## Problem
What is needed here is an exact copy of every entry.

## Stored data
--------------------------------

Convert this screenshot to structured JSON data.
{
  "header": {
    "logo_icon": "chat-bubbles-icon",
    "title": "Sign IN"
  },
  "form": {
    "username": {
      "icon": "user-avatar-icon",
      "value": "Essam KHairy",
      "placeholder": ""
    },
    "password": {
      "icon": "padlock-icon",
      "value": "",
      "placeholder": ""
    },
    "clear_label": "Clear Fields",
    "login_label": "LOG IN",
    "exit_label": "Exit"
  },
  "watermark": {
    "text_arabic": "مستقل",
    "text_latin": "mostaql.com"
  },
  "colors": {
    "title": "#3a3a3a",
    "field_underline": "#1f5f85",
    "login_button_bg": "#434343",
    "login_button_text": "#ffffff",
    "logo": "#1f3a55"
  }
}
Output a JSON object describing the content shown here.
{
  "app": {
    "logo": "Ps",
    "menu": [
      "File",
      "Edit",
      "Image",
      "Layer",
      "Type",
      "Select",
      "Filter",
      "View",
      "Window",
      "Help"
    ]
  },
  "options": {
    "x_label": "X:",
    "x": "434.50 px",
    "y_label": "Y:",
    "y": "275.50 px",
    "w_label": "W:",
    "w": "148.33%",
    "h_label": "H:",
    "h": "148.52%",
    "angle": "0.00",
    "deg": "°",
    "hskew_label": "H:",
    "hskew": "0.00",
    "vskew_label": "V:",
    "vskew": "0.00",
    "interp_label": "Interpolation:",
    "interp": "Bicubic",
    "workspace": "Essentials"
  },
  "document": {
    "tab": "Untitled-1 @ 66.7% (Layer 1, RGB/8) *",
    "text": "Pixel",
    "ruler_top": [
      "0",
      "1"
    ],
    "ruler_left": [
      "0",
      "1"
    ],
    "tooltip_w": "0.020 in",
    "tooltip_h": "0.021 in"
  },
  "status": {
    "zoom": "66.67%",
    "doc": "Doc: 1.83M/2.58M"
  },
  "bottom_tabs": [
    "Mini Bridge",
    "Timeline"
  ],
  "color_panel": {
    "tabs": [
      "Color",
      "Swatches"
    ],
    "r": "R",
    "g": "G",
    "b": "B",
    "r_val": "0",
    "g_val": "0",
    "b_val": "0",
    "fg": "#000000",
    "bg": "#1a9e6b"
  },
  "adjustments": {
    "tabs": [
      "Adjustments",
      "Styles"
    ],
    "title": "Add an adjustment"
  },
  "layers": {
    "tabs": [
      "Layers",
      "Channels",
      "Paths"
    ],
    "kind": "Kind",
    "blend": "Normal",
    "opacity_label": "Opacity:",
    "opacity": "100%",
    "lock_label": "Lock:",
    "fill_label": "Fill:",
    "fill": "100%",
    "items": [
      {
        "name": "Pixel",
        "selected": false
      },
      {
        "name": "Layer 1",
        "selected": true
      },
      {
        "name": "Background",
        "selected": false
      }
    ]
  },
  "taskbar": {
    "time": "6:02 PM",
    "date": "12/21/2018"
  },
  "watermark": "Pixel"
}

--------------------------------

## Exercise output
Convert this screenshot to structured JSON data.
{
  "header": {
    "logo_icon": "chat-bubbles-icon",
    "title": "Sign IN"
  },
  "form": {
    "username": {
      "icon": "user-avatar-icon",
      "value": "Essam KHairy",
      "placeholder": ""
    },
    "password": {
      "icon": "padlock-icon",
      "value": "",
      "placeholder": ""
    },
    "clear_label": "Clear Fields",
    "login_label": "LOG IN",
    "exit_label": "Exit"
  },
  "watermark": {
    "text_arabic": "مستقل",
    "text_latin": "mostaql.com"
  },
  "colors": {
    "title": "#3a3a3a",
    "field_underline": "#1f5f85",
    "login_button_bg": "#434343",
    "login_button_text": "#ffffff",
    "logo": "#1f3a55"
  }
}
Output a JSON object describing the content shown here.
{
  "app": {
    "logo": "Ps",
    "menu": [
      "File",
      "Edit",
      "Image",
      "Layer",
      "Type",
      "Select",
      "Filter",
      "View",
      "Window",
      "Help"
    ]
  },
  "options": {
    "x_label": "X:",
    "x": "434.50 px",
    "y_label": "Y:",
    "y": "275.50 px",
    "w_label": "W:",
    "w": "148.33%",
    "h_label": "H:",
    "h": "148.52%",
    "angle": "0.00",
    "deg": "°",
    "hskew_label": "H:",
    "hskew": "0.00",
    "vskew_label": "V:",
    "vskew": "0.00",
    "interp_label": "Interpolation:",
    "interp": "Bicubic",
    "workspace": "Essentials"
  },
  "document": {
    "tab": "Untitled-1 @ 66.7% (Layer 1, RGB/8) *",
    "text": "Pixel",
    "ruler_top": [
      "0",
      "1"
    ],
    "ruler_left": [
      "0",
      "1"
    ],
    "tooltip_w": "0.020 in",
    "tooltip_h": "0.021 in"
  },
  "status": {
    "zoom": "66.67%",
    "doc": "Doc: 1.83M/2.58M"
  },
  "bottom_tabs": [
    "Mini Bridge",
    "Timeline"
  ],
  "color_panel": {
    "tabs": [
      "Color",
      "Swatches"
    ],
    "r": "R",
    "g": "G",
    "b": "B",
    "r_val": "0",
    "g_val": "0",
    "b_val": "0",
    "fg": "#000000",
    "bg": "#1a9e6b"
  },
  "adjustments": {
    "tabs": [
      "Adjustments",
      "Styles"
    ],
    "title": "Add an adjustment"
  },
  "layers": {
    "tabs": [
      "Layers",
      "Channels",
      "Paths"
    ],
    "kind": "Kind",
    "blend": "Normal",
    "opacity_label": "Opacity:",
    "opacity": "100%",
    "lock_label": "Lock:",
    "fill_label": "Fill:",
    "fill": "100%",
    "items": [
      {
        "name": "Pixel",
        "selected": false
      },
      {
        "name": "Layer 1",
        "selected": true
      },
      {
        "name": "Background",
        "selected": false
      }
    ]
  },
  "taskbar": {
    "time": "6:02 PM",
    "date": "12/21/2018"
  },
  "watermark": "Pixel"
}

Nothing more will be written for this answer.